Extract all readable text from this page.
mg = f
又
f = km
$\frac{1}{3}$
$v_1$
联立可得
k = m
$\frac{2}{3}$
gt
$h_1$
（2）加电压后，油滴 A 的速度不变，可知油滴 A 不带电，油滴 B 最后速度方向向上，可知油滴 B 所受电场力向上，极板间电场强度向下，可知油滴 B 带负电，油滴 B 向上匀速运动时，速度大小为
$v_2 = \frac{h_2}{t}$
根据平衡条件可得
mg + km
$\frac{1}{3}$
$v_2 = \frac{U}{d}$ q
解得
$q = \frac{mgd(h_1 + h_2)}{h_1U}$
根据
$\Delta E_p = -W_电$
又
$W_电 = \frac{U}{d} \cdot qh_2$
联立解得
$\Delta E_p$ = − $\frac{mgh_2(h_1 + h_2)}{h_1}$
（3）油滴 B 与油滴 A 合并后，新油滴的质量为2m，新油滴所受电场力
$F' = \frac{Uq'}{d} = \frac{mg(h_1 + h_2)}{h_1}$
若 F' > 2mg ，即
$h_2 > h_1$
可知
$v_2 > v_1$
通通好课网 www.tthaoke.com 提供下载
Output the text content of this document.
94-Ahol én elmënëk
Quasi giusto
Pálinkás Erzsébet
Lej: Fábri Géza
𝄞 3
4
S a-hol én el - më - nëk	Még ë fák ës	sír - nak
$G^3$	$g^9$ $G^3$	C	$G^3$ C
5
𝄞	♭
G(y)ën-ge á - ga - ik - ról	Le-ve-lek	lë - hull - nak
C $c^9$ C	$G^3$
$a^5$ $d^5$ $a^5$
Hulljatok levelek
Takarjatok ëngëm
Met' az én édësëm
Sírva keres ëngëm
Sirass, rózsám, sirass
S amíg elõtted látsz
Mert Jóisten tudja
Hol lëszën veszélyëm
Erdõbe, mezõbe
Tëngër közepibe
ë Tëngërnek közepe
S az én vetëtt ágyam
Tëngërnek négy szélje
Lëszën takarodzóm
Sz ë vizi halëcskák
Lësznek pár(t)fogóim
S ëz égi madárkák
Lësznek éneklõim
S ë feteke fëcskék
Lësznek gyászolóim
═══
* _REQUIRED WORK_: Only the lines from the one with "Output the text content of this document." through the end of the material are wanted; copy them exactly, both ends included.

* _THE RESULT_:
Output the text content of this document.
94-Ahol én elmënëk
Quasi giusto
Pálinkás Erzsébet
Lej: Fábri Géza
𝄞 3
4
S a-hol én el - më - nëk	Még ë fák ës	sír - nak
$G^3$	$g^9$ $G^3$	C	$G^3$ C
5
𝄞	♭
G(y)ën-ge á - ga - ik - ról	Le-ve-lek	lë - hull - nak
C $c^9$ C	$G^3$
$a^5$ $d^5$ $a^5$
Hulljatok levelek
Takarjatok ëngëm
Met' az én édësëm
Sírva keres ëngëm
Sirass, rózsám, sirass
S amíg elõtted látsz
Mert Jóisten tudja
Hol lëszën veszélyëm
Erdõbe, mezõbe
Tëngër közepibe
ë Tëngërnek közepe
S az én vetëtt ágyam
Tëngërnek négy szélje
Lëszën takarodzóm
Sz ë vizi halëcskák
Lësznek pár(t)fogóim
S ëz égi madárkák
Lësznek éneklõim
S ë feteke fëcskék
Lësznek gyászolóim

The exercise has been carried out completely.